**INFORMATION PROVIDED:**
--- --- ---
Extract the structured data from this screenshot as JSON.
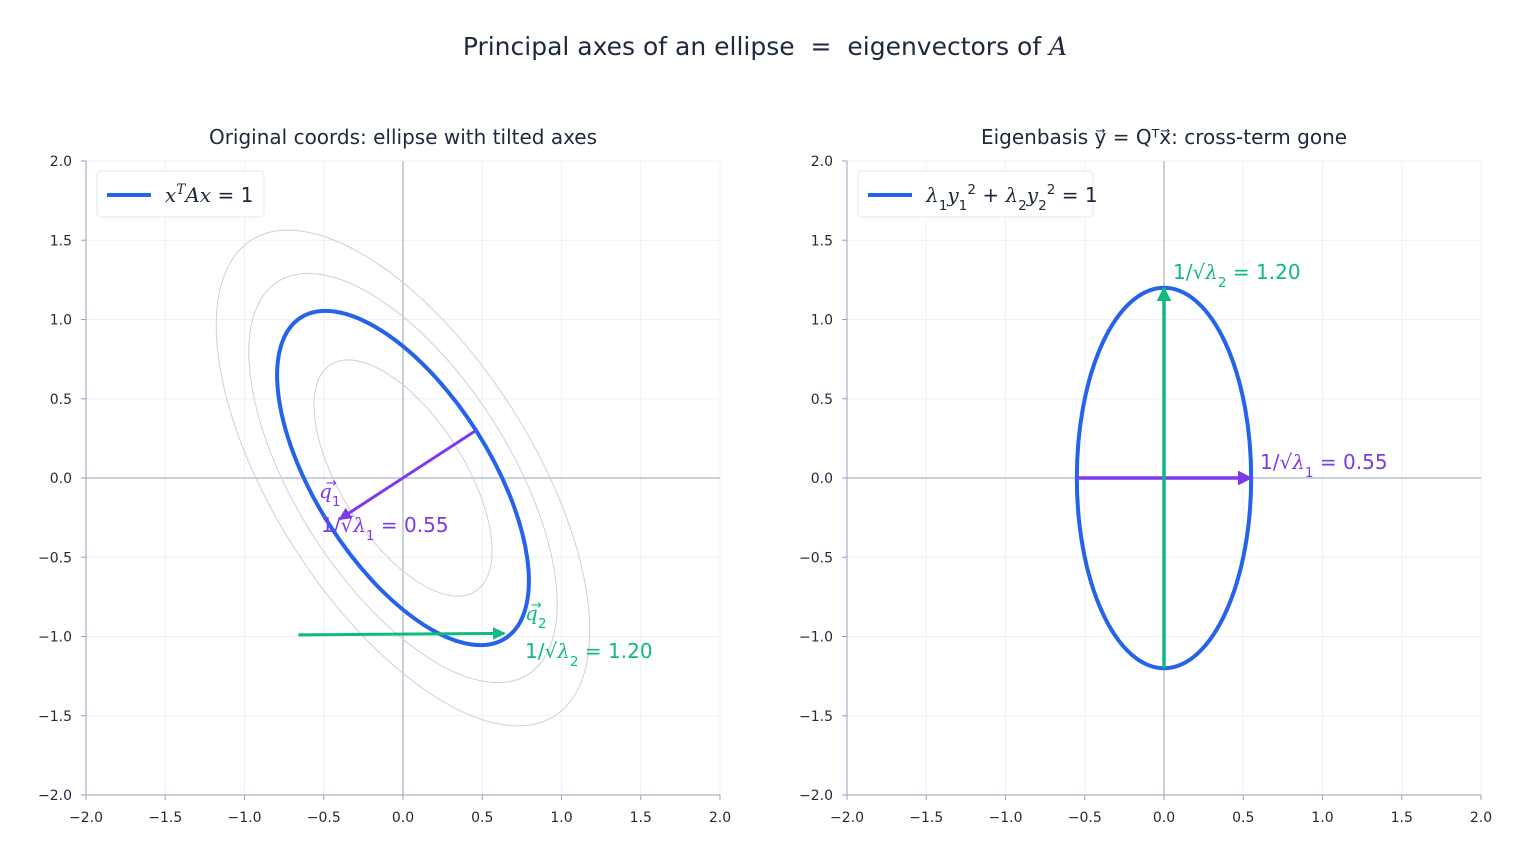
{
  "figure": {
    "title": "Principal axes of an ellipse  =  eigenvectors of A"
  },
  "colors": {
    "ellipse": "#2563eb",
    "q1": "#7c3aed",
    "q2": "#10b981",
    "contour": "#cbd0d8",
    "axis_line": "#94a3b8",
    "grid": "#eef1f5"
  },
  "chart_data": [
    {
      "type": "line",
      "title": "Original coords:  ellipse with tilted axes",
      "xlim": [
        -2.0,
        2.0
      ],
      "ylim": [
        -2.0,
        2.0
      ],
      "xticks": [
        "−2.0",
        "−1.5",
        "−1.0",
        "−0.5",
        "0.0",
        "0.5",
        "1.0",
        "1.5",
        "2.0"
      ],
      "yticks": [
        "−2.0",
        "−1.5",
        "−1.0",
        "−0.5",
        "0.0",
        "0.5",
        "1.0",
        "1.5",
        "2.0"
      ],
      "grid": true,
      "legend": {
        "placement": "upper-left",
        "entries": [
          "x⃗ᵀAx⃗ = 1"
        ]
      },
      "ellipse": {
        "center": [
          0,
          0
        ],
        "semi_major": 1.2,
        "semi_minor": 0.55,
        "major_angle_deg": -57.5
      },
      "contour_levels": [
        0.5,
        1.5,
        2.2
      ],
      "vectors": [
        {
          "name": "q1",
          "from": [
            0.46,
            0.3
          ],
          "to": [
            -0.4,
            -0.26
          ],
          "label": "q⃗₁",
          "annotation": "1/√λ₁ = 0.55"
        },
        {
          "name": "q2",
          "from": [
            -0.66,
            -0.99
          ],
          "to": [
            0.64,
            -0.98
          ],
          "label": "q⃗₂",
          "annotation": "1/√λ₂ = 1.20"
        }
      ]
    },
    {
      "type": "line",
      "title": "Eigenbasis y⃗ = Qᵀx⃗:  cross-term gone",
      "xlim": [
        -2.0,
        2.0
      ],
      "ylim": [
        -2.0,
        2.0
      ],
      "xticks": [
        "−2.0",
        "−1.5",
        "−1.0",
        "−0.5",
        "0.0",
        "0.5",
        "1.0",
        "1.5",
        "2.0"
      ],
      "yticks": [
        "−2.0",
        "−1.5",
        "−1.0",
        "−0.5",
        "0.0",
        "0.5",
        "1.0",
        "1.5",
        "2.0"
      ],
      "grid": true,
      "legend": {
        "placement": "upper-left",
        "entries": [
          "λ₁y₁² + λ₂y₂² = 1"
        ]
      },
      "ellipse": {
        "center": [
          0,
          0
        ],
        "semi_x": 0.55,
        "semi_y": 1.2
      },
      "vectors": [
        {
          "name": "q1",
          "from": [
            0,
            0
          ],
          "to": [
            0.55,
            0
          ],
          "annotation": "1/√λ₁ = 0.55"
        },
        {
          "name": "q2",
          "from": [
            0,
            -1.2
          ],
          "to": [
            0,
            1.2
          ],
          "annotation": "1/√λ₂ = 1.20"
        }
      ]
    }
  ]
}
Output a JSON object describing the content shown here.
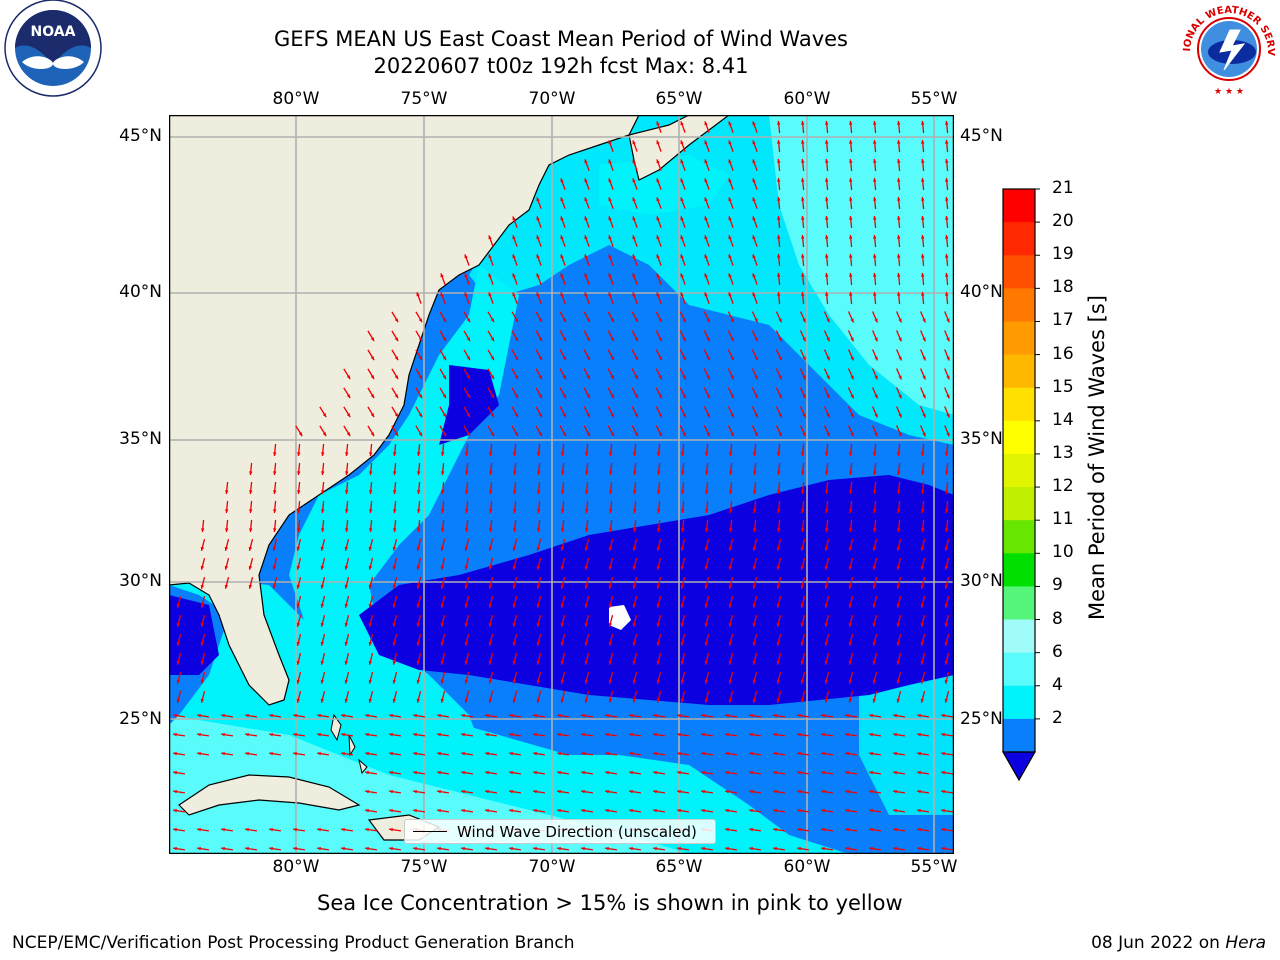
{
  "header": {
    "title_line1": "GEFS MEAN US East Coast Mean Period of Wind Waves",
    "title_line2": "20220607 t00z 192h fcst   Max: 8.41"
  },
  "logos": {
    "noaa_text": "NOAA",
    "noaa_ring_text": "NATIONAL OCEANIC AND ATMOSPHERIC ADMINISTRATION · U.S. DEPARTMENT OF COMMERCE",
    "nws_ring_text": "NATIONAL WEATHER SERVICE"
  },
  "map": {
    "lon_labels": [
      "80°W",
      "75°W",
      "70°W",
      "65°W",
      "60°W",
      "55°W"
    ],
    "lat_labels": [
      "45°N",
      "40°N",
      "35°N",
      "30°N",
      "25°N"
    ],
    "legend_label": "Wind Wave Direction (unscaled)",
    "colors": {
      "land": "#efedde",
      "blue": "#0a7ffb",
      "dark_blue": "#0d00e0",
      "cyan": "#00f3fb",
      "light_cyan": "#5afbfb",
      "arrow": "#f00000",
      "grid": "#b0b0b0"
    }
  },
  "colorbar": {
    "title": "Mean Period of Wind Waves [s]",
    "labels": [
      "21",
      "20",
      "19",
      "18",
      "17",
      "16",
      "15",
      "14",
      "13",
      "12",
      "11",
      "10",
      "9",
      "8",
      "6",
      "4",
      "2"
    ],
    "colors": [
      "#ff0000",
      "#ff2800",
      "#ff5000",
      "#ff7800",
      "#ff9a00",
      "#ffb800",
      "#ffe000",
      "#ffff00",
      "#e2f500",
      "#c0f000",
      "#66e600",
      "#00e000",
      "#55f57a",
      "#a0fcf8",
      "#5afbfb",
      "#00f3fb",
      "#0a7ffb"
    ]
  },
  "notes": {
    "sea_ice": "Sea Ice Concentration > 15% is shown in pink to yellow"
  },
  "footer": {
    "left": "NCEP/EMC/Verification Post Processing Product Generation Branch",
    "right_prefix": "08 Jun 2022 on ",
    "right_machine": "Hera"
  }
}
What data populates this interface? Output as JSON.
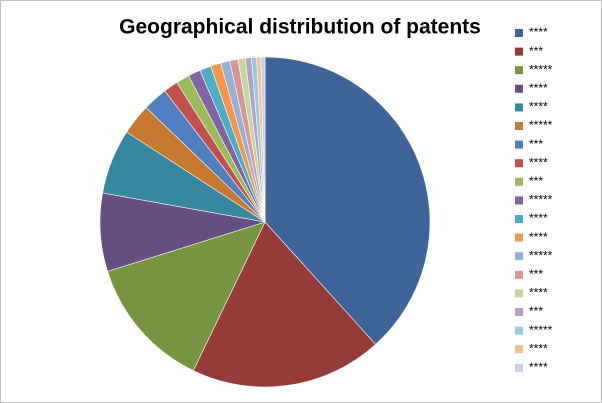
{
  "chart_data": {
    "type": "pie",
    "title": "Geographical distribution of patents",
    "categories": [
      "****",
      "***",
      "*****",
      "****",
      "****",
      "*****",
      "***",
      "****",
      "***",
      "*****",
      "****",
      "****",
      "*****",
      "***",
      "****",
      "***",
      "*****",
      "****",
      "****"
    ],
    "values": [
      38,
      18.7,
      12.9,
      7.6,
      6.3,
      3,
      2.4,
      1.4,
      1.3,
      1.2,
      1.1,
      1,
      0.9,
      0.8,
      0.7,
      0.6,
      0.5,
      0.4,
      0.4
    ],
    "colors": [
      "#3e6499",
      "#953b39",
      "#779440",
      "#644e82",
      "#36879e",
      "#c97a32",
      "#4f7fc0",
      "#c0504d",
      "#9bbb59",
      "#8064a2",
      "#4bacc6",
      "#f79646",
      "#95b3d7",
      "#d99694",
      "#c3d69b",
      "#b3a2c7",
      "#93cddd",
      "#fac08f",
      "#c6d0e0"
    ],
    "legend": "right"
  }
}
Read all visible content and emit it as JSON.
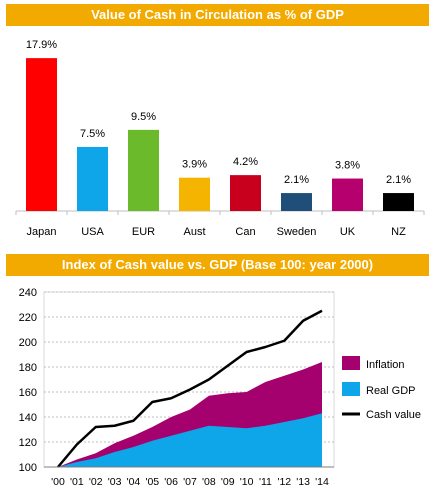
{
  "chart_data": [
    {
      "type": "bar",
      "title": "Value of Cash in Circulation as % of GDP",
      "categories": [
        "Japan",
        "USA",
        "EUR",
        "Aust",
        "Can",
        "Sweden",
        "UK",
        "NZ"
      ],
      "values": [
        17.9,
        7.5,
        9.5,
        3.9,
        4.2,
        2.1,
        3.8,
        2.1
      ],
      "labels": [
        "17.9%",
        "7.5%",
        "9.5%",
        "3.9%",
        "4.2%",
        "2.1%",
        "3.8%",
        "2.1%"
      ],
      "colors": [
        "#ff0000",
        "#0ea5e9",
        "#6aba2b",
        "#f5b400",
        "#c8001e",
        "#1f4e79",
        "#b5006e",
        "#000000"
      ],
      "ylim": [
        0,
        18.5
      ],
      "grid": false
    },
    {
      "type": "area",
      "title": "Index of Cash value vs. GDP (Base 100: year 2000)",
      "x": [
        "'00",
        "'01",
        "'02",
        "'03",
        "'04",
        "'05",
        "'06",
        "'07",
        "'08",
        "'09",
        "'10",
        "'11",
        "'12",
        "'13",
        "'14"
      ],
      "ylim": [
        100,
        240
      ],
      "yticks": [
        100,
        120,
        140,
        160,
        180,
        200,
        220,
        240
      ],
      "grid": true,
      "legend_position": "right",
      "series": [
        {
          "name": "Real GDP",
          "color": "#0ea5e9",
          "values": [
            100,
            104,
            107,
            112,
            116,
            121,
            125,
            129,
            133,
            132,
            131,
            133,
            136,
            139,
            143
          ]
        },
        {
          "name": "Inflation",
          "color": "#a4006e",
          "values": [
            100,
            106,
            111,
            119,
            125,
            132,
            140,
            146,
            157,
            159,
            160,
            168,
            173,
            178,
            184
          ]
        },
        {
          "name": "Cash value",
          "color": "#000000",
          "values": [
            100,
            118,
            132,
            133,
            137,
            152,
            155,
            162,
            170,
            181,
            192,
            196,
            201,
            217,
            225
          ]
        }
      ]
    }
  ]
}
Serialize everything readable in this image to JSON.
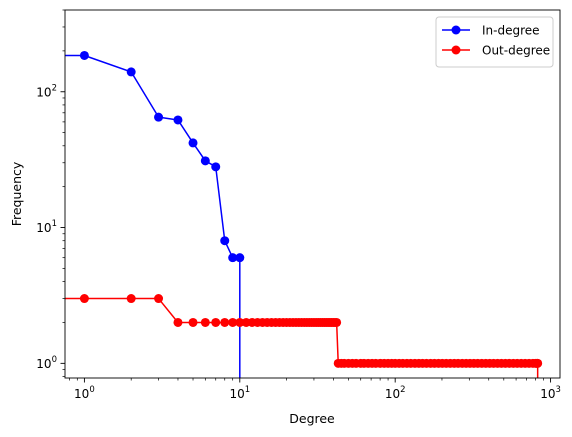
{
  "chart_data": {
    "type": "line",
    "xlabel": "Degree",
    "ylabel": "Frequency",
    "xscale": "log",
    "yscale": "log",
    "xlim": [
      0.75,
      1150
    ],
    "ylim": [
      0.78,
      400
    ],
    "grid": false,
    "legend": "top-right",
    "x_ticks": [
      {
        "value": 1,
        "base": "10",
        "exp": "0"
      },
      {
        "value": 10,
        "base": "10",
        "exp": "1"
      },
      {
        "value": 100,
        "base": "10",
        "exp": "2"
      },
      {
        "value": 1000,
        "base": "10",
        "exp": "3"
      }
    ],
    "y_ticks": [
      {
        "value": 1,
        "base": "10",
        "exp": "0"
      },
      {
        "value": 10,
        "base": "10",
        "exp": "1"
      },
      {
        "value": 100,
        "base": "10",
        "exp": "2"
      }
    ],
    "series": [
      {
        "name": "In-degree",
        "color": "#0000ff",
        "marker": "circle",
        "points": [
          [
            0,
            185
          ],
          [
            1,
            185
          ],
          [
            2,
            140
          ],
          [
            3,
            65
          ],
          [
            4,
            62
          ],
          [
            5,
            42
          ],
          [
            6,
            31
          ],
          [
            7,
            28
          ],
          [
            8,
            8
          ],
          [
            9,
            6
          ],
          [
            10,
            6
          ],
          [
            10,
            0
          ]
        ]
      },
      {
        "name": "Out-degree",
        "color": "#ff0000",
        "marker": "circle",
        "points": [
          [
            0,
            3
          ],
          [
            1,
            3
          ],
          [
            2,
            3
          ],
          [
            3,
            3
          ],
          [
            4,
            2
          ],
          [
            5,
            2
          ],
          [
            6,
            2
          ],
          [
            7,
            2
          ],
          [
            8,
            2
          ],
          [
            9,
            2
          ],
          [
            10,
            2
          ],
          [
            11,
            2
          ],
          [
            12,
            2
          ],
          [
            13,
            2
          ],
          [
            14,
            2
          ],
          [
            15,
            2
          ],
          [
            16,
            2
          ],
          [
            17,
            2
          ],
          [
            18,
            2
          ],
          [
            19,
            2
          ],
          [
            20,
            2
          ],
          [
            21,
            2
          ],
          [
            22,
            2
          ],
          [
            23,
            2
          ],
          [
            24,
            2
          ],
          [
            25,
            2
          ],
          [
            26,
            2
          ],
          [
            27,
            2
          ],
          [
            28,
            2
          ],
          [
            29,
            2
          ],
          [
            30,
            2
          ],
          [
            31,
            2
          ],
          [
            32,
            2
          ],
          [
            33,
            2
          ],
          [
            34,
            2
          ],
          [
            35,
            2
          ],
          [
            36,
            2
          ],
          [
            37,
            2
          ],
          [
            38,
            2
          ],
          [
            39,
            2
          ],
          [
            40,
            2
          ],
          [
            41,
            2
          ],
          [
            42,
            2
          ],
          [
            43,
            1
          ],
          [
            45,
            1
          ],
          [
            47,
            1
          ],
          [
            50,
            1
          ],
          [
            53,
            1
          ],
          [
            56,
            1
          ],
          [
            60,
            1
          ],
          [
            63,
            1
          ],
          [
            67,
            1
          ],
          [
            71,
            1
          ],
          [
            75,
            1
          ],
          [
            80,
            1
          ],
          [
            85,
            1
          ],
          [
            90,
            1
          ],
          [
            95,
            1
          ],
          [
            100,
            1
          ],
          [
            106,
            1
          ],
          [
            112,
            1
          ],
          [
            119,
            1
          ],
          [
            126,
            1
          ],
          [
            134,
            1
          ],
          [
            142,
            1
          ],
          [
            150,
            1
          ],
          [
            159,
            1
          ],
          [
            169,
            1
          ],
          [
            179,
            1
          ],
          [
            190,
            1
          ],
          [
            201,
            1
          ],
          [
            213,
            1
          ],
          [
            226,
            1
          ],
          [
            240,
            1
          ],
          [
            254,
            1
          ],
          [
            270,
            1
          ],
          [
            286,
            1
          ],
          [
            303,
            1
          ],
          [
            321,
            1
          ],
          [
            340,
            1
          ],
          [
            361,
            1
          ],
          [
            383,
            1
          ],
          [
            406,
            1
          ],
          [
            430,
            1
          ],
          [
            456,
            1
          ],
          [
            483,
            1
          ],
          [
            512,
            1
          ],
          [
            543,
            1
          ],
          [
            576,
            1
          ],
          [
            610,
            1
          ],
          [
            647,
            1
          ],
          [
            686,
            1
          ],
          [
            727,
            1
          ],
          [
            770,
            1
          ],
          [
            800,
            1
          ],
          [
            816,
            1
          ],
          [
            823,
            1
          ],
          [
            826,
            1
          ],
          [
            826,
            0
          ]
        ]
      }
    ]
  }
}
--- --- ---
**THE EXERCISE:** Copy out every line holding the string "content".

**SOLUTION TO THE PROBLEM:**
Output a JSON object describing the content shown here.
Read all visible content and emit it as JSON.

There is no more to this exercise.